--- start ITEMS ---

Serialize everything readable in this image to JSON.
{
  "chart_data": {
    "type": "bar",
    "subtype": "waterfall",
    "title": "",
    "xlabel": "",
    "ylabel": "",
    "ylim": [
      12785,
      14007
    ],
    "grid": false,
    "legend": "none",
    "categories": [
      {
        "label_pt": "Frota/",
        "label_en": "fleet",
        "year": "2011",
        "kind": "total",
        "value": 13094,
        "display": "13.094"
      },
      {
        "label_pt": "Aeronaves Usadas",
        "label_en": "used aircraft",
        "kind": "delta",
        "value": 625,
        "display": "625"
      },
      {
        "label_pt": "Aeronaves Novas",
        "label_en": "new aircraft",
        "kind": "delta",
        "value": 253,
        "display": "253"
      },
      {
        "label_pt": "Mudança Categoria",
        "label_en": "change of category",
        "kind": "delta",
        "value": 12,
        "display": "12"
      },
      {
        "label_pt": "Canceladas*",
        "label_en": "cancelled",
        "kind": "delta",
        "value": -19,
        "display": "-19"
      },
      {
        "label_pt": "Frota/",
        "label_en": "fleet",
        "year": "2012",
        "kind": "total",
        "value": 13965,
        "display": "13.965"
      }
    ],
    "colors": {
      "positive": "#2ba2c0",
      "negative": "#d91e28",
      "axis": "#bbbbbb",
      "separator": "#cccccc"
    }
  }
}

--- end ITEMS ---

• _WORK TO DO_
Output the full listing without altering anything.

• _WRITTEN SOLUTION_
Serialize everything readable in this image to JSON.
{
  "chart_data": {
    "type": "bar",
    "subtype": "waterfall",
    "title": "",
    "xlabel": "",
    "ylabel": "",
    "ylim": [
      12785,
      14007
    ],
    "grid": false,
    "legend": "none",
    "categories": [
      {
        "label_pt": "Frota/",
        "label_en": "fleet",
        "year": "2011",
        "kind": "total",
        "value": 13094,
        "display": "13.094"
      },
      {
        "label_pt": "Aeronaves Usadas",
        "label_en": "used aircraft",
        "kind": "delta",
        "value": 625,
        "display": "625"
      },
      {
        "label_pt": "Aeronaves Novas",
        "label_en": "new aircraft",
        "kind": "delta",
        "value": 253,
        "display": "253"
      },
      {
        "label_pt": "Mudança Categoria",
        "label_en": "change of category",
        "kind": "delta",
        "value": 12,
        "display": "12"
      },
      {
        "label_pt": "Canceladas*",
        "label_en": "cancelled",
        "kind": "delta",
        "value": -19,
        "display": "-19"
      },
      {
        "label_pt": "Frota/",
        "label_en": "fleet",
        "year": "2012",
        "kind": "total",
        "value": 13965,
        "display": "13.965"
      }
    ],
    "colors": {
      "positive": "#2ba2c0",
      "negative": "#d91e28",
      "axis": "#bbbbbb",
      "separator": "#cccccc"
    }
  }
}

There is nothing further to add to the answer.